»»
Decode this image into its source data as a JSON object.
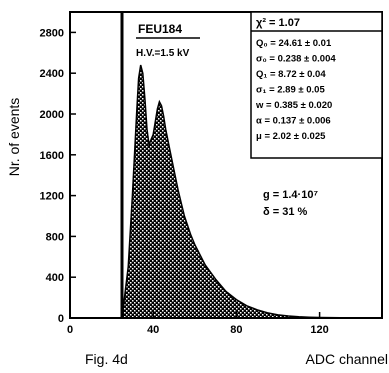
{
  "chart_data": {
    "type": "area",
    "title": "",
    "xlabel": "ADC channel",
    "ylabel": "Nr. of events",
    "figure_label": "Fig. 4d",
    "xlim": [
      0,
      150
    ],
    "ylim": [
      0,
      3000
    ],
    "x_ticks": [
      0,
      40,
      80,
      120
    ],
    "y_ticks": [
      0,
      400,
      800,
      1200,
      1600,
      2000,
      2400,
      2800
    ],
    "pedestal_channel": 25,
    "grid": false,
    "series": [
      {
        "name": "",
        "x": [
          25,
          28,
          30,
          32,
          33,
          34,
          35,
          36,
          37,
          38,
          40,
          42,
          43,
          44,
          45,
          46,
          48,
          50,
          52,
          55,
          58,
          60,
          65,
          70,
          75,
          80,
          85,
          90,
          95,
          100,
          105,
          110,
          115,
          120,
          130,
          140,
          150
        ],
        "y": [
          0,
          500,
          1200,
          2000,
          2350,
          2480,
          2400,
          2150,
          1850,
          1700,
          1800,
          2050,
          2120,
          2080,
          1980,
          1850,
          1650,
          1450,
          1250,
          1000,
          820,
          720,
          520,
          380,
          260,
          180,
          120,
          80,
          50,
          30,
          20,
          12,
          8,
          5,
          2,
          1,
          0
        ]
      }
    ],
    "annotations": {
      "tube_label": "FEU184",
      "hv_label": "H.V.=1.5 kV",
      "chi2": "χ² = 1.07",
      "fit_params": [
        "Q₀ = 24.61 ± 0.01",
        "σ₀ = 0.238 ± 0.004",
        "Q₁ = 8.72 ± 0.04",
        "σ₁ = 2.89 ± 0.05",
        "w = 0.385 ± 0.020",
        "α = 0.137 ± 0.006",
        "μ = 2.02 ± 0.025"
      ],
      "gain": "g = 1.4·10⁷",
      "delta": "δ = 31 %"
    }
  }
}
««
Task requirements:
From start to finish, output the listing exactly, but omit its pictures.

Exercise result:
Decode this image into its source data as a JSON object.
{
  "chart_data": {
    "type": "area",
    "title": "",
    "xlabel": "ADC channel",
    "ylabel": "Nr. of events",
    "figure_label": "Fig. 4d",
    "xlim": [
      0,
      150
    ],
    "ylim": [
      0,
      3000
    ],
    "x_ticks": [
      0,
      40,
      80,
      120
    ],
    "y_ticks": [
      0,
      400,
      800,
      1200,
      1600,
      2000,
      2400,
      2800
    ],
    "pedestal_channel": 25,
    "grid": false,
    "series": [
      {
        "name": "",
        "x": [
          25,
          28,
          30,
          32,
          33,
          34,
          35,
          36,
          37,
          38,
          40,
          42,
          43,
          44,
          45,
          46,
          48,
          50,
          52,
          55,
          58,
          60,
          65,
          70,
          75,
          80,
          85,
          90,
          95,
          100,
          105,
          110,
          115,
          120,
          130,
          140,
          150
        ],
        "y": [
          0,
          500,
          1200,
          2000,
          2350,
          2480,
          2400,
          2150,
          1850,
          1700,
          1800,
          2050,
          2120,
          2080,
          1980,
          1850,
          1650,
          1450,
          1250,
          1000,
          820,
          720,
          520,
          380,
          260,
          180,
          120,
          80,
          50,
          30,
          20,
          12,
          8,
          5,
          2,
          1,
          0
        ]
      }
    ],
    "annotations": {
      "tube_label": "FEU184",
      "hv_label": "H.V.=1.5 kV",
      "chi2": "χ² = 1.07",
      "fit_params": [
        "Q₀ = 24.61 ± 0.01",
        "σ₀ = 0.238 ± 0.004",
        "Q₁ = 8.72 ± 0.04",
        "σ₁ = 2.89 ± 0.05",
        "w = 0.385 ± 0.020",
        "α = 0.137 ± 0.006",
        "μ = 2.02 ± 0.025"
      ],
      "gain": "g = 1.4·10⁷",
      "delta": "δ = 31 %"
    }
  }
}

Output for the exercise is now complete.